[TASK DETAILS]: For this exercise, transcribe all of the entries exactly.

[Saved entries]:
════════
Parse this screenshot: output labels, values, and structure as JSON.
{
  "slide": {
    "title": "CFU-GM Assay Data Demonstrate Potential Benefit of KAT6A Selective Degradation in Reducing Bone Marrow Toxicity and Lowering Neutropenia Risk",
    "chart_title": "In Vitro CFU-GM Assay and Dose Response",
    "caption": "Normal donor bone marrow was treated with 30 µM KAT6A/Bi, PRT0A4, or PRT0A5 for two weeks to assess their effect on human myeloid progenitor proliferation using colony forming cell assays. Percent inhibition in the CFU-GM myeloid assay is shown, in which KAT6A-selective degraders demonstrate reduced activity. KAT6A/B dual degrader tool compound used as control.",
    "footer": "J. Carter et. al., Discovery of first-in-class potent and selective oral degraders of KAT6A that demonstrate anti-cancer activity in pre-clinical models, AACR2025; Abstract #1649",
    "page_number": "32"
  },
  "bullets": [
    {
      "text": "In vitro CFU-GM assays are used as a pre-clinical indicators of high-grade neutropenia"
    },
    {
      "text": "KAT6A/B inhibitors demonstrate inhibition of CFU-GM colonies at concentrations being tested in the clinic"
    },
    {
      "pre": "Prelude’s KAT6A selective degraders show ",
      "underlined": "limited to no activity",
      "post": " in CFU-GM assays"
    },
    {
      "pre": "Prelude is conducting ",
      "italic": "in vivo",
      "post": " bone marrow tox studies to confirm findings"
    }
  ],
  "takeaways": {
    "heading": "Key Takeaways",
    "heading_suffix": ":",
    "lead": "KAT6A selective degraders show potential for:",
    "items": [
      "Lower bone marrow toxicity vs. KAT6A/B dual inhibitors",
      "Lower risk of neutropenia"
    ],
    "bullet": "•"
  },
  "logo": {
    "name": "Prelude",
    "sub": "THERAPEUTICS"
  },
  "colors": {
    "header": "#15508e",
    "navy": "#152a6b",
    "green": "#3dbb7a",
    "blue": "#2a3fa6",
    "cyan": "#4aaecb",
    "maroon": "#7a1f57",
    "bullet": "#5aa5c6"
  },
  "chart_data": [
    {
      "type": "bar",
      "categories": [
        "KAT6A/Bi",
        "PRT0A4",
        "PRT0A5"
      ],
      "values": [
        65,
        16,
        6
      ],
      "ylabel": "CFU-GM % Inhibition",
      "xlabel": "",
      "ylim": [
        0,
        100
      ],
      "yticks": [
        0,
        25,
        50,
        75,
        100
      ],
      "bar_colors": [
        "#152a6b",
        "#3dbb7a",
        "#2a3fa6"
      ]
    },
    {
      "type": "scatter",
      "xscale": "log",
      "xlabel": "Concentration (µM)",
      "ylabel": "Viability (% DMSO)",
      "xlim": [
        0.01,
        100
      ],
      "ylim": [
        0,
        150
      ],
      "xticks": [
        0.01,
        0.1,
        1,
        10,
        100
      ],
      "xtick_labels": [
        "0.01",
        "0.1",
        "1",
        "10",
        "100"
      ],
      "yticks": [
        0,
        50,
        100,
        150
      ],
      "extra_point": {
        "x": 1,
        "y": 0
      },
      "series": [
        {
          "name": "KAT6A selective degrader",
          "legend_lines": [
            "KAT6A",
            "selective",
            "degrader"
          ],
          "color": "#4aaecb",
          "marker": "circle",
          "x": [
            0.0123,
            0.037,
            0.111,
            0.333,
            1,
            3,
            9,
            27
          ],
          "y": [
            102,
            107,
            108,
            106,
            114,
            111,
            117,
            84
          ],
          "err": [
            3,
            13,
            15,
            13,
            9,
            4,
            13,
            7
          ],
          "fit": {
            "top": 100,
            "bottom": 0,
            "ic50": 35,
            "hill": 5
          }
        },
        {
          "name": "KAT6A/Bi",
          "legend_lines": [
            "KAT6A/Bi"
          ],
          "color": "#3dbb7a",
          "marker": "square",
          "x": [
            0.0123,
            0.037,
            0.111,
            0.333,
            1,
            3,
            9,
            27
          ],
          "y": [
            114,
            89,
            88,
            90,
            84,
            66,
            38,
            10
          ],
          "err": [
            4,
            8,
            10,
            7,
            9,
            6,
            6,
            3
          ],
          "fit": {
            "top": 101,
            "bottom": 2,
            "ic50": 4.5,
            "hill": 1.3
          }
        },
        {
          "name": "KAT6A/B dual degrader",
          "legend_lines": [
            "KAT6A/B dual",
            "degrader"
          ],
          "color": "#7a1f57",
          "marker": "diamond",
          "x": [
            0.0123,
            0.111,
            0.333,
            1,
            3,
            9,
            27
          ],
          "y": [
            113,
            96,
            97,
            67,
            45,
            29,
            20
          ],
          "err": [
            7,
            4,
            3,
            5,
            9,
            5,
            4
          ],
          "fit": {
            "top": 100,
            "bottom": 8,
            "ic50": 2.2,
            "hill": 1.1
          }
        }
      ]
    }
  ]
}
════════
[SOLUTION BELOW]:
Parse this screenshot: output labels, values, and structure as JSON.
{
  "slide": {
    "title": "CFU-GM Assay Data Demonstrate Potential Benefit of KAT6A Selective Degradation in Reducing Bone Marrow Toxicity and Lowering Neutropenia Risk",
    "chart_title": "In Vitro CFU-GM Assay and Dose Response",
    "caption": "Normal donor bone marrow was treated with 30 µM KAT6A/Bi, PRT0A4, or PRT0A5 for two weeks to assess their effect on human myeloid progenitor proliferation using colony forming cell assays. Percent inhibition in the CFU-GM myeloid assay is shown, in which KAT6A-selective degraders demonstrate reduced activity. KAT6A/B dual degrader tool compound used as control.",
    "footer": "J. Carter et. al., Discovery of first-in-class potent and selective oral degraders of KAT6A that demonstrate anti-cancer activity in pre-clinical models, AACR2025; Abstract #1649",
    "page_number": "32"
  },
  "bullets": [
    {
      "text": "In vitro CFU-GM assays are used as a pre-clinical indicators of high-grade neutropenia"
    },
    {
      "text": "KAT6A/B inhibitors demonstrate inhibition of CFU-GM colonies at concentrations being tested in the clinic"
    },
    {
      "pre": "Prelude’s KAT6A selective degraders show ",
      "underlined": "limited to no activity",
      "post": " in CFU-GM assays"
    },
    {
      "pre": "Prelude is conducting ",
      "italic": "in vivo",
      "post": " bone marrow tox studies to confirm findings"
    }
  ],
  "takeaways": {
    "heading": "Key Takeaways",
    "heading_suffix": ":",
    "lead": "KAT6A selective degraders show potential for:",
    "items": [
      "Lower bone marrow toxicity vs. KAT6A/B dual inhibitors",
      "Lower risk of neutropenia"
    ],
    "bullet": "•"
  },
  "logo": {
    "name": "Prelude",
    "sub": "THERAPEUTICS"
  },
  "colors": {
    "header": "#15508e",
    "navy": "#152a6b",
    "green": "#3dbb7a",
    "blue": "#2a3fa6",
    "cyan": "#4aaecb",
    "maroon": "#7a1f57",
    "bullet": "#5aa5c6"
  },
  "chart_data": [
    {
      "type": "bar",
      "categories": [
        "KAT6A/Bi",
        "PRT0A4",
        "PRT0A5"
      ],
      "values": [
        65,
        16,
        6
      ],
      "ylabel": "CFU-GM % Inhibition",
      "xlabel": "",
      "ylim": [
        0,
        100
      ],
      "yticks": [
        0,
        25,
        50,
        75,
        100
      ],
      "bar_colors": [
        "#152a6b",
        "#3dbb7a",
        "#2a3fa6"
      ]
    },
    {
      "type": "scatter",
      "xscale": "log",
      "xlabel": "Concentration (µM)",
      "ylabel": "Viability (% DMSO)",
      "xlim": [
        0.01,
        100
      ],
      "ylim": [
        0,
        150
      ],
      "xticks": [
        0.01,
        0.1,
        1,
        10,
        100
      ],
      "xtick_labels": [
        "0.01",
        "0.1",
        "1",
        "10",
        "100"
      ],
      "yticks": [
        0,
        50,
        100,
        150
      ],
      "extra_point": {
        "x": 1,
        "y": 0
      },
      "series": [
        {
          "name": "KAT6A selective degrader",
          "legend_lines": [
            "KAT6A",
            "selective",
            "degrader"
          ],
          "color": "#4aaecb",
          "marker": "circle",
          "x": [
            0.0123,
            0.037,
            0.111,
            0.333,
            1,
            3,
            9,
            27
          ],
          "y": [
            102,
            107,
            108,
            106,
            114,
            111,
            117,
            84
          ],
          "err": [
            3,
            13,
            15,
            13,
            9,
            4,
            13,
            7
          ],
          "fit": {
            "top": 100,
            "bottom": 0,
            "ic50": 35,
            "hill": 5
          }
        },
        {
          "name": "KAT6A/Bi",
          "legend_lines": [
            "KAT6A/Bi"
          ],
          "color": "#3dbb7a",
          "marker": "square",
          "x": [
            0.0123,
            0.037,
            0.111,
            0.333,
            1,
            3,
            9,
            27
          ],
          "y": [
            114,
            89,
            88,
            90,
            84,
            66,
            38,
            10
          ],
          "err": [
            4,
            8,
            10,
            7,
            9,
            6,
            6,
            3
          ],
          "fit": {
            "top": 101,
            "bottom": 2,
            "ic50": 4.5,
            "hill": 1.3
          }
        },
        {
          "name": "KAT6A/B dual degrader",
          "legend_lines": [
            "KAT6A/B dual",
            "degrader"
          ],
          "color": "#7a1f57",
          "marker": "diamond",
          "x": [
            0.0123,
            0.111,
            0.333,
            1,
            3,
            9,
            27
          ],
          "y": [
            113,
            96,
            97,
            67,
            45,
            29,
            20
          ],
          "err": [
            7,
            4,
            3,
            5,
            9,
            5,
            4
          ],
          "fit": {
            "top": 100,
            "bottom": 8,
            "ic50": 2.2,
            "hill": 1.1
          }
        }
      ]
    }
  ]
}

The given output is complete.